▶ _What this task involves_: Say how many lines in the records include the string "type", adding no other words.

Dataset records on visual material
************

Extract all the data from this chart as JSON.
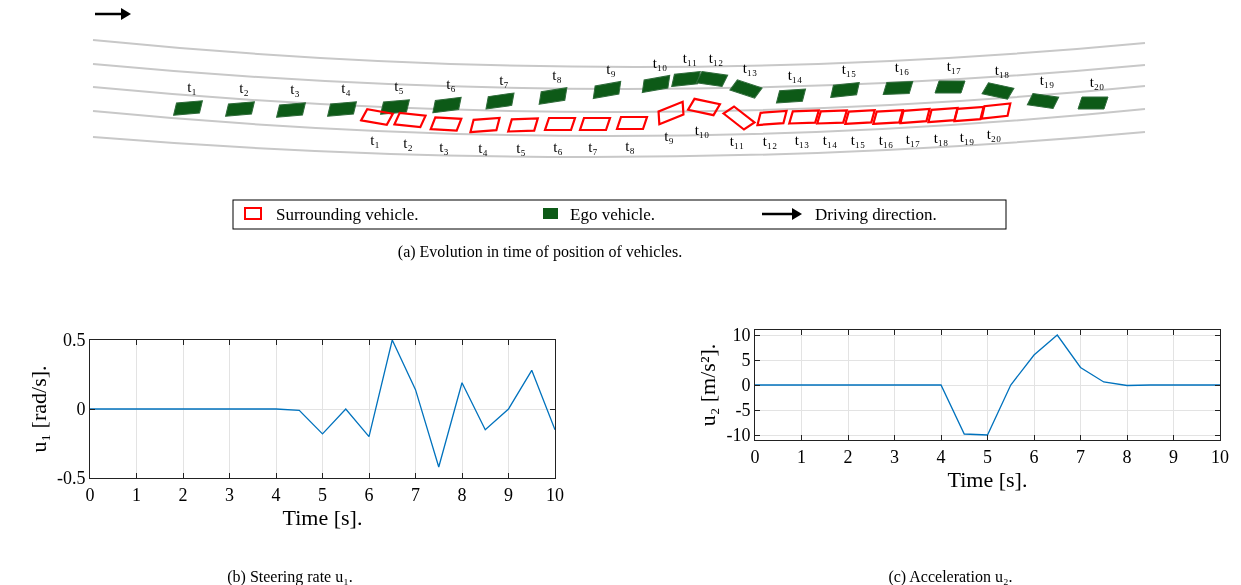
{
  "chart_data": [
    {
      "type": "other",
      "title": "(a) Evolution in time of position of vehicles.",
      "annotations": [
        "t₁",
        "t₂",
        "t₃",
        "t₄",
        "t₅",
        "t₆",
        "t₇",
        "t₈",
        "t₉",
        "t₁₀",
        "t₁₁",
        "t₁₂",
        "t₁₃",
        "t₁₄",
        "t₁₅",
        "t₁₆",
        "t₁₇",
        "t₁₈",
        "t₁₉",
        "t₂₀",
        "t₁",
        "t₂",
        "t₃",
        "t₄",
        "t₅",
        "t₆",
        "t₇",
        "t₈",
        "t₉",
        "t₁₀",
        "t₁₁",
        "t₁₂",
        "t₁₃",
        "t₁₄",
        "t₁₅",
        "t₁₆",
        "t₁₇",
        "t₁₈",
        "t₁₉",
        "t₂₀",
        "Surrounding vehicle.",
        "Ego vehicle.",
        "Driving direction."
      ]
    },
    {
      "type": "line",
      "title": "(b) Steering rate u₁.",
      "xlabel": "Time [s].",
      "ylabel": "u₁ [rad/s].",
      "color": "#0072bd",
      "grid": true,
      "x": [
        0,
        0.5,
        1,
        1.5,
        2,
        2.5,
        3,
        3.5,
        4,
        4.5,
        5,
        5.5,
        6,
        6.5,
        7,
        7.5,
        8,
        8.5,
        9,
        9.5,
        10
      ],
      "values": [
        0,
        0,
        0,
        0,
        0,
        0,
        0,
        0,
        0,
        -0.01,
        -0.18,
        0,
        -0.2,
        0.5,
        0.14,
        -0.42,
        0.19,
        -0.15,
        0,
        0.28,
        -0.15
      ],
      "xlim": [
        0,
        10
      ],
      "xticks": [
        0,
        1,
        2,
        3,
        4,
        5,
        6,
        7,
        8,
        9,
        10
      ],
      "ylim": [
        -0.5,
        0.5
      ],
      "yticks": [
        -0.5,
        0,
        0.5
      ]
    },
    {
      "type": "line",
      "title": "(c) Acceleration u₂.",
      "xlabel": "Time [s].",
      "ylabel": "u₂ [m/s²].",
      "color": "#0072bd",
      "grid": true,
      "x": [
        0,
        0.5,
        1,
        1.5,
        2,
        2.5,
        3,
        3.5,
        4,
        4.5,
        5,
        5.5,
        6,
        6.5,
        7,
        7.5,
        8,
        8.5,
        9,
        9.5,
        10
      ],
      "values": [
        0,
        0,
        0,
        0,
        0,
        0,
        0,
        0,
        0,
        -9.8,
        -10,
        0,
        6,
        10,
        3.5,
        0.6,
        -0.1,
        0,
        0,
        0,
        0
      ],
      "xlim": [
        0,
        10
      ],
      "xticks": [
        0,
        1,
        2,
        3,
        4,
        5,
        6,
        7,
        8,
        9,
        10
      ],
      "ylim": [
        -11,
        11
      ],
      "yticks": [
        -10,
        -5,
        0,
        5,
        10
      ]
    }
  ]
}
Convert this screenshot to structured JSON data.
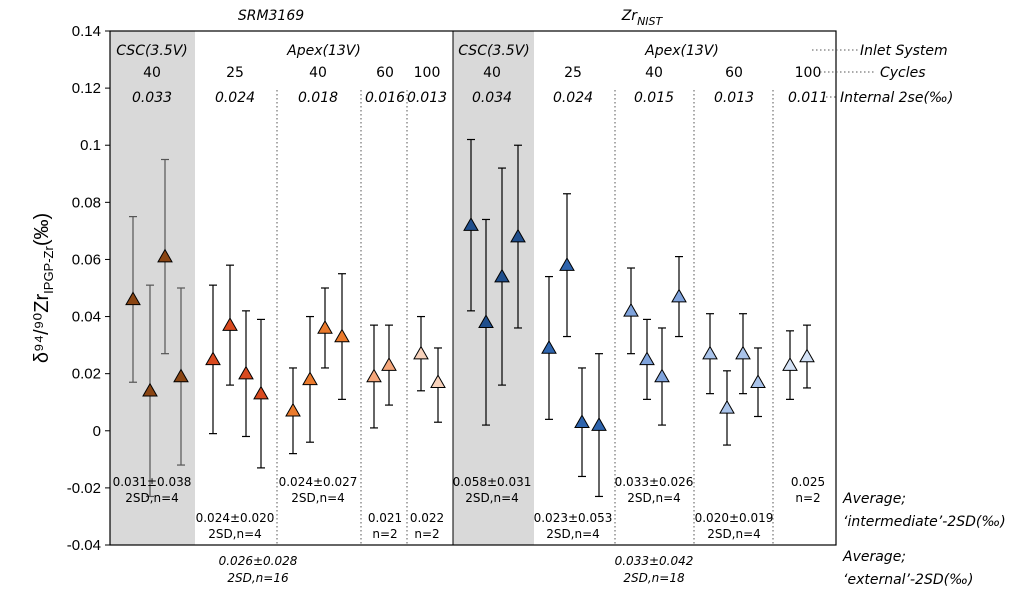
{
  "chart_data": {
    "type": "scatter",
    "ylabel": "δ⁹⁴/⁹⁰Zr",
    "ylabel_sub": "IPGP-Zr",
    "ylabel_unit": "(‰)",
    "ylim": [
      -0.04,
      0.14
    ],
    "yticks": [
      "-0.04",
      "-0.02",
      "0",
      "0.02",
      "0.04",
      "0.06",
      "0.08",
      "0.1",
      "0.12",
      "0.14"
    ],
    "ytick_values": [
      -0.04,
      -0.02,
      0,
      0.02,
      0.04,
      0.06,
      0.08,
      0.1,
      0.12,
      0.14
    ],
    "samples": [
      {
        "name": "SRM3169",
        "name_sub": ""
      },
      {
        "name": "Zr",
        "name_sub": "NIST"
      }
    ],
    "inlet_labels": [
      {
        "text": "CSC(3.5V)"
      },
      {
        "text": "Apex(13V)"
      },
      {
        "text": "CSC(3.5V)"
      },
      {
        "text": "Apex(13V)"
      }
    ],
    "right_labels": {
      "inlet": "Inlet System",
      "cycles": "Cycles",
      "internal": "Internal 2se(‰)",
      "avg_int_1": "Average;",
      "avg_int_2": "‘intermediate’-2SD(‰)",
      "avg_ext_1": "Average;",
      "avg_ext_2": "‘external’-2SD(‰)"
    },
    "groups": [
      {
        "cycles": "40",
        "se": "0.033",
        "avg": "0.031±0.038",
        "n": "2SD,n=4",
        "color": "#8a4513",
        "points": [
          {
            "y": 0.046,
            "lo": 0.017,
            "hi": 0.075
          },
          {
            "y": 0.014,
            "lo": -0.023,
            "hi": 0.051
          },
          {
            "y": 0.061,
            "lo": 0.027,
            "hi": 0.095
          },
          {
            "y": 0.019,
            "lo": -0.012,
            "hi": 0.05
          }
        ]
      },
      {
        "cycles": "25",
        "se": "0.024",
        "avg": "0.024±0.020",
        "n": "2SD,n=4",
        "color": "#d94a1f",
        "points": [
          {
            "y": 0.025,
            "lo": -0.001,
            "hi": 0.051
          },
          {
            "y": 0.037,
            "lo": 0.016,
            "hi": 0.058
          },
          {
            "y": 0.02,
            "lo": -0.002,
            "hi": 0.042
          },
          {
            "y": 0.013,
            "lo": -0.013,
            "hi": 0.039
          }
        ]
      },
      {
        "cycles": "40",
        "se": "0.018",
        "avg": "0.024±0.027",
        "n": "2SD,n=4",
        "color": "#ea7a2c",
        "points": [
          {
            "y": 0.007,
            "lo": -0.008,
            "hi": 0.022
          },
          {
            "y": 0.018,
            "lo": -0.004,
            "hi": 0.04
          },
          {
            "y": 0.036,
            "lo": 0.022,
            "hi": 0.05
          },
          {
            "y": 0.033,
            "lo": 0.011,
            "hi": 0.055
          }
        ]
      },
      {
        "cycles": "60",
        "se": "0.016",
        "avg": "0.021",
        "n": "n=2",
        "color": "#f4a67a",
        "points": [
          {
            "y": 0.019,
            "lo": 0.001,
            "hi": 0.037
          },
          {
            "y": 0.023,
            "lo": 0.009,
            "hi": 0.037
          }
        ]
      },
      {
        "cycles": "100",
        "se": "0.013",
        "avg": "0.022",
        "n": "n=2",
        "color": "#f8d2bb",
        "points": [
          {
            "y": 0.027,
            "lo": 0.014,
            "hi": 0.04
          },
          {
            "y": 0.017,
            "lo": 0.003,
            "hi": 0.029
          }
        ]
      },
      {
        "cycles": "40",
        "se": "0.034",
        "avg": "0.058±0.031",
        "n": "2SD,n=4",
        "color": "#1f4e8c",
        "points": [
          {
            "y": 0.072,
            "lo": 0.042,
            "hi": 0.102
          },
          {
            "y": 0.038,
            "lo": 0.002,
            "hi": 0.074
          },
          {
            "y": 0.054,
            "lo": 0.016,
            "hi": 0.092
          },
          {
            "y": 0.068,
            "lo": 0.036,
            "hi": 0.1
          }
        ]
      },
      {
        "cycles": "25",
        "se": "0.024",
        "avg": "0.023±0.053",
        "n": "2SD,n=4",
        "color": "#2e64ad",
        "points": [
          {
            "y": 0.029,
            "lo": 0.004,
            "hi": 0.054
          },
          {
            "y": 0.058,
            "lo": 0.033,
            "hi": 0.083
          },
          {
            "y": 0.003,
            "lo": -0.016,
            "hi": 0.022
          },
          {
            "y": 0.002,
            "lo": -0.023,
            "hi": 0.027
          }
        ]
      },
      {
        "cycles": "40",
        "se": "0.015",
        "avg": "0.033±0.026",
        "n": "2SD,n=4",
        "color": "#7fa3dc",
        "points": [
          {
            "y": 0.042,
            "lo": 0.027,
            "hi": 0.057
          },
          {
            "y": 0.025,
            "lo": 0.011,
            "hi": 0.039
          },
          {
            "y": 0.019,
            "lo": 0.002,
            "hi": 0.036
          },
          {
            "y": 0.047,
            "lo": 0.033,
            "hi": 0.061
          }
        ]
      },
      {
        "cycles": "60",
        "se": "0.013",
        "avg": "0.020±0.019",
        "n": "2SD,n=4",
        "color": "#a9c3ea",
        "points": [
          {
            "y": 0.027,
            "lo": 0.013,
            "hi": 0.041
          },
          {
            "y": 0.008,
            "lo": -0.005,
            "hi": 0.021
          },
          {
            "y": 0.027,
            "lo": 0.013,
            "hi": 0.041
          },
          {
            "y": 0.017,
            "lo": 0.005,
            "hi": 0.029
          }
        ]
      },
      {
        "cycles": "100",
        "se": "0.011",
        "avg": "0.025",
        "n": "n=2",
        "color": "#d3e1f5",
        "points": [
          {
            "y": 0.023,
            "lo": 0.011,
            "hi": 0.035
          },
          {
            "y": 0.026,
            "lo": 0.015,
            "hi": 0.037
          }
        ]
      }
    ],
    "external": [
      {
        "avg": "0.026±0.028",
        "n": "2SD,n=16"
      },
      {
        "avg": "0.033±0.042",
        "n": "2SD,n=18"
      }
    ]
  }
}
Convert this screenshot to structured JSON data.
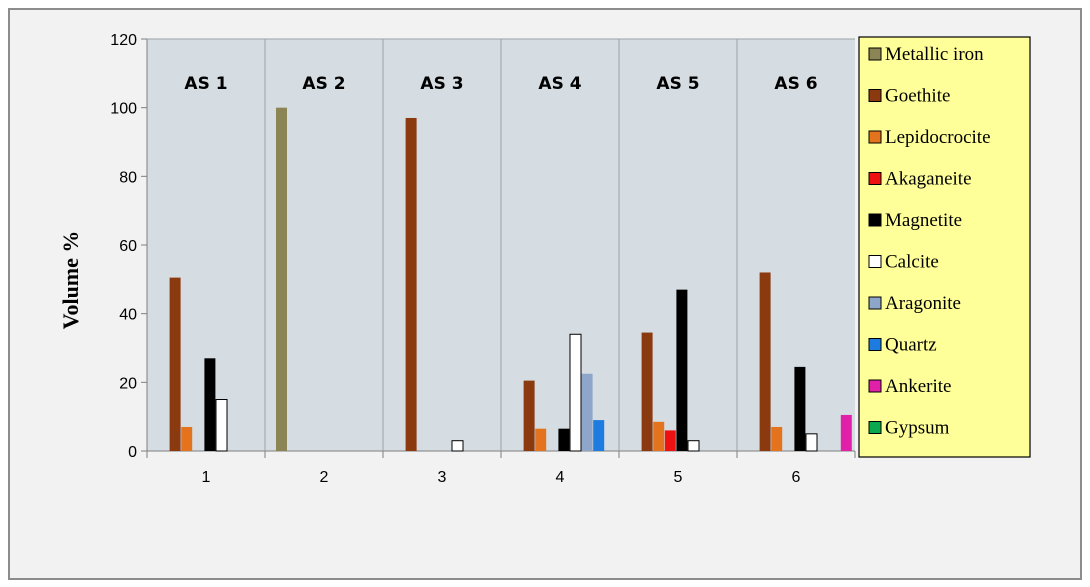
{
  "chart_data": {
    "type": "bar",
    "ylabel": "Volume %",
    "xlabel": "",
    "ylim": [
      0,
      120
    ],
    "yticks": [
      "0",
      "20",
      "40",
      "60",
      "80",
      "100",
      "120"
    ],
    "categories": [
      "1",
      "2",
      "3",
      "4",
      "5",
      "6"
    ],
    "panel_labels": [
      "AS 1",
      "AS 2",
      "AS 3",
      "AS 4",
      "AS 5",
      "AS 6"
    ],
    "legend_position": "right",
    "grid": false,
    "series": [
      {
        "name": "Metallic iron",
        "color": "#8b8455",
        "values": [
          0,
          100,
          0,
          0,
          0,
          0
        ]
      },
      {
        "name": "Goethite",
        "color": "#8b3a0f",
        "values": [
          50.5,
          0,
          97,
          20.5,
          34.5,
          52
        ]
      },
      {
        "name": "Lepidocrocite",
        "color": "#e3741d",
        "values": [
          7,
          0,
          0,
          6.5,
          8.5,
          7
        ]
      },
      {
        "name": "Akaganeite",
        "color": "#ee1111",
        "values": [
          0,
          0,
          0,
          0,
          6,
          0
        ]
      },
      {
        "name": "Magnetite",
        "color": "#000000",
        "values": [
          27,
          0,
          0,
          6.5,
          47,
          24.5
        ]
      },
      {
        "name": "Calcite",
        "color": "#ffffff",
        "values": [
          15,
          0,
          3,
          34,
          3,
          5
        ]
      },
      {
        "name": "Aragonite",
        "color": "#8ea6c9",
        "values": [
          0,
          0,
          0,
          22.5,
          0,
          0
        ]
      },
      {
        "name": "Quartz",
        "color": "#1e7be0",
        "values": [
          0,
          0,
          0,
          9,
          0,
          0
        ]
      },
      {
        "name": "Ankerite",
        "color": "#e020a8",
        "values": [
          0,
          0,
          0,
          0,
          0,
          10.5
        ]
      },
      {
        "name": "Gypsum",
        "color": "#0aa84f",
        "values": [
          0,
          0,
          0,
          0,
          0,
          0
        ]
      }
    ]
  }
}
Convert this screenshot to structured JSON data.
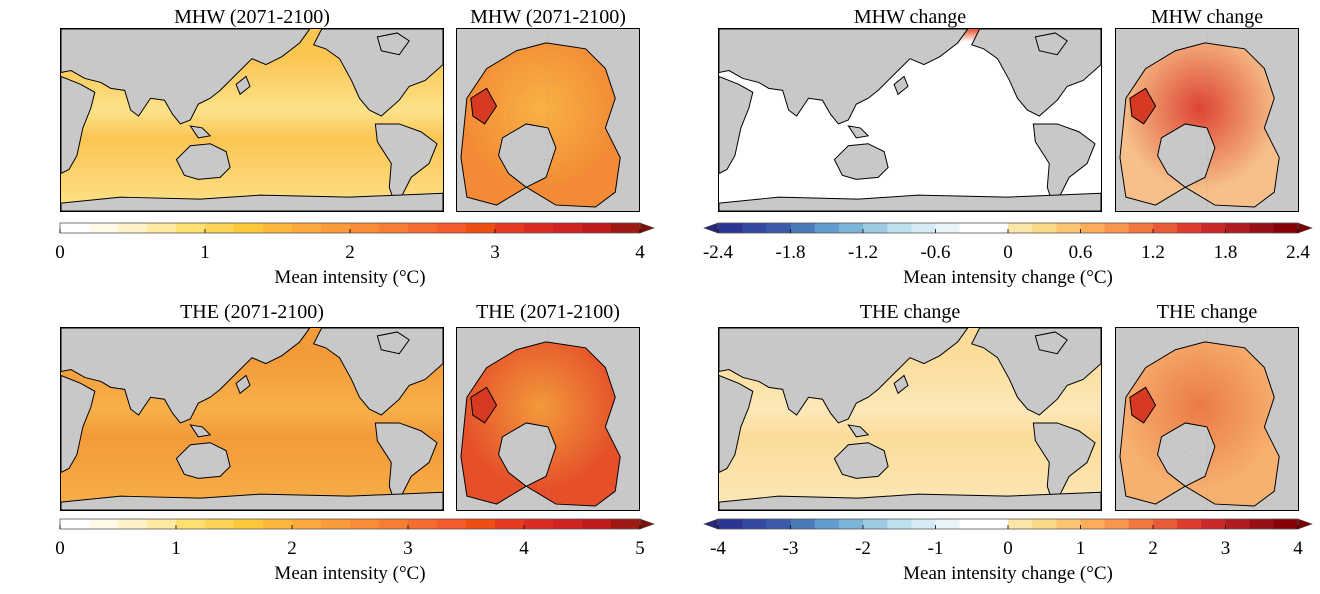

************

▶ _Response to this task_: 5